Wherever the word "Кіші" appears in the entries, copy the whole line.
---+---
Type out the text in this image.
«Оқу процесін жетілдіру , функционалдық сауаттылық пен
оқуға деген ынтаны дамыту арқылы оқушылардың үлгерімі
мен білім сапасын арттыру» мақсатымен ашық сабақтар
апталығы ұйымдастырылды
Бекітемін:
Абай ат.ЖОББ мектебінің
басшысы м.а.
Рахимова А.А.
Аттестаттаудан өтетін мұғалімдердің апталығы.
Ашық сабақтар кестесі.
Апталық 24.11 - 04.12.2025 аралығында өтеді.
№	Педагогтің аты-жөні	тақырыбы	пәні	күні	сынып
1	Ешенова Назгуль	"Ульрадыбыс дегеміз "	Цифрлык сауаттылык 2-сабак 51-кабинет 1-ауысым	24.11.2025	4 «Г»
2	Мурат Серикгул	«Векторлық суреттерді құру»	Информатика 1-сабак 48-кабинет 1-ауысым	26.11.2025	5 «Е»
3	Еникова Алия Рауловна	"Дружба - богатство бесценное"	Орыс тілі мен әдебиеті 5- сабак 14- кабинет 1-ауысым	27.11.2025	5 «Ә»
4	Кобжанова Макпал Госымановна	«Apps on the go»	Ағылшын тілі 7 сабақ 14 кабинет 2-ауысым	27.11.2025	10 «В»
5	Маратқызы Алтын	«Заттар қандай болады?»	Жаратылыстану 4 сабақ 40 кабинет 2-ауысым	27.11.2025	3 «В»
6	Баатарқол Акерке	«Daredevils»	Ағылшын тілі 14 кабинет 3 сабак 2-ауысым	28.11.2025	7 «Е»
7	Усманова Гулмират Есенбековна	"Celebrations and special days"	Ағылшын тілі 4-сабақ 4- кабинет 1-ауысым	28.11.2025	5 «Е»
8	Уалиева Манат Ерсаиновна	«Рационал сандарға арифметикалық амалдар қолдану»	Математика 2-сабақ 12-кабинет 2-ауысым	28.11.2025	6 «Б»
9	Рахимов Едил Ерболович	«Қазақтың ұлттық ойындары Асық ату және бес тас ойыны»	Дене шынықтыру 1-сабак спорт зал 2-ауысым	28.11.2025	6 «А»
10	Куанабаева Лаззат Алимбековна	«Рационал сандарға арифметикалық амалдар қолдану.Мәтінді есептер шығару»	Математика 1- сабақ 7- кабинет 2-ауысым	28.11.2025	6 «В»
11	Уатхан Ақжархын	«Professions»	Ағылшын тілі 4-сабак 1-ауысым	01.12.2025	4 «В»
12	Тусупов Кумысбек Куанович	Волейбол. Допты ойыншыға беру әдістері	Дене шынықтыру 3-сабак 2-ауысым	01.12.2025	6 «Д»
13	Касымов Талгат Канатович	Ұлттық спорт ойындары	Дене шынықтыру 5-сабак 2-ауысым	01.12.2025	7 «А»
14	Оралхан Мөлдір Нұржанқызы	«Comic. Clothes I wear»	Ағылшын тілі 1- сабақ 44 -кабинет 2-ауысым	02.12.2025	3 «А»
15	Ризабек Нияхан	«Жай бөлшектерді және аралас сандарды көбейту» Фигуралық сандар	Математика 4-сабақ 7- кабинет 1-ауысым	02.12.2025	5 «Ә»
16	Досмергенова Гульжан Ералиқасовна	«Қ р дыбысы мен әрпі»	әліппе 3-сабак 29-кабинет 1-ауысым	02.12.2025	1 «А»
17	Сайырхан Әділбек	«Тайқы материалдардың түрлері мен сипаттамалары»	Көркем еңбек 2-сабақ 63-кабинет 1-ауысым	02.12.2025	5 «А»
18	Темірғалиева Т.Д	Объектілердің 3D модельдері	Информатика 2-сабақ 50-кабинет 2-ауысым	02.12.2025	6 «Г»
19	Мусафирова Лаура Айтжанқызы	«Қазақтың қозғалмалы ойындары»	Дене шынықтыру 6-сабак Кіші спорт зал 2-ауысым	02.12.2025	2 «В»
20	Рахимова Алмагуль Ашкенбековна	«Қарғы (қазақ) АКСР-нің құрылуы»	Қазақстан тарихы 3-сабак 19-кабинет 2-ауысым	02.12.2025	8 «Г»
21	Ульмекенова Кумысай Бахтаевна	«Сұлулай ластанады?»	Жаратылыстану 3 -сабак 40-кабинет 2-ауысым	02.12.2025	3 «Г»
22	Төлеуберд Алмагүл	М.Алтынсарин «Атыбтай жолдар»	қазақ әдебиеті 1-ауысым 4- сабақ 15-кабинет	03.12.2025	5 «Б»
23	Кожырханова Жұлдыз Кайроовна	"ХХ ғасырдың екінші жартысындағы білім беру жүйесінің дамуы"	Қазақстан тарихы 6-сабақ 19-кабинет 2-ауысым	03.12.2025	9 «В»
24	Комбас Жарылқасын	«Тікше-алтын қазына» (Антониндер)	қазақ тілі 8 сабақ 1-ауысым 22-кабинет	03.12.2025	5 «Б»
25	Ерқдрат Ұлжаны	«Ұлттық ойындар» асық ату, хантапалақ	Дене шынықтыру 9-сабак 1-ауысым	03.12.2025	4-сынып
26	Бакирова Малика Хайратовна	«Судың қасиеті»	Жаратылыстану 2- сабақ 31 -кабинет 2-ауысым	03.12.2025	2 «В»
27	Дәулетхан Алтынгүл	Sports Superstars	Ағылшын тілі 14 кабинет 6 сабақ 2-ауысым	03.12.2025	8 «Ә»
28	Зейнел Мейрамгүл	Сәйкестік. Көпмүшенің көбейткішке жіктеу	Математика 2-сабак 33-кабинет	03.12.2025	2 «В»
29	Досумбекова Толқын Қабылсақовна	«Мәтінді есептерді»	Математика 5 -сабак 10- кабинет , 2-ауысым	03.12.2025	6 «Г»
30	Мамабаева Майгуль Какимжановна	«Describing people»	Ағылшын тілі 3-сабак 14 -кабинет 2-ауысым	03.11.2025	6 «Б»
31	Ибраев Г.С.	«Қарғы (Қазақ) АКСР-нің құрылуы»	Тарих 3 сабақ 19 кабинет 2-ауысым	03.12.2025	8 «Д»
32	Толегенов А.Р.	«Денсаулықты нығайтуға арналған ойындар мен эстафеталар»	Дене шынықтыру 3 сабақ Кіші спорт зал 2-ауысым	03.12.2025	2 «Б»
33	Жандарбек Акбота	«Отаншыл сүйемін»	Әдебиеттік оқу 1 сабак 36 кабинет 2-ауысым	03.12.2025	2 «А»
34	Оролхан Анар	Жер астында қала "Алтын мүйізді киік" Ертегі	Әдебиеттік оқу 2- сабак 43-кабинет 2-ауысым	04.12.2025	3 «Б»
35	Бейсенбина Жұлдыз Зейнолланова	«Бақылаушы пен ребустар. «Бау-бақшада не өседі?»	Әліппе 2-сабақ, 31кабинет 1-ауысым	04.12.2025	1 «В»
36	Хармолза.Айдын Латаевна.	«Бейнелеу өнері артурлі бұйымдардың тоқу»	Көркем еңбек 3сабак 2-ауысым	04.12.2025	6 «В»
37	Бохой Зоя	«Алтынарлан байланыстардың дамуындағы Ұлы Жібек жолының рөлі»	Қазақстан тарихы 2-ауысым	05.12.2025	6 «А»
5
---+---
Written reply:
19	Мусафирова Лаура Айтжанқызы	«Қазақтың қозғалмалы ойындары»	Дене шынықтыру 6-сабак Кіші спорт зал 2-ауысым	02.12.2025	2 «В»
32	Толегенов А.Р.	«Денсаулықты нығайтуға арналған ойындар мен эстафеталар»	Дене шынықтыру 3 сабақ Кіші спорт зал 2-ауысым	03.12.2025	2 «Б»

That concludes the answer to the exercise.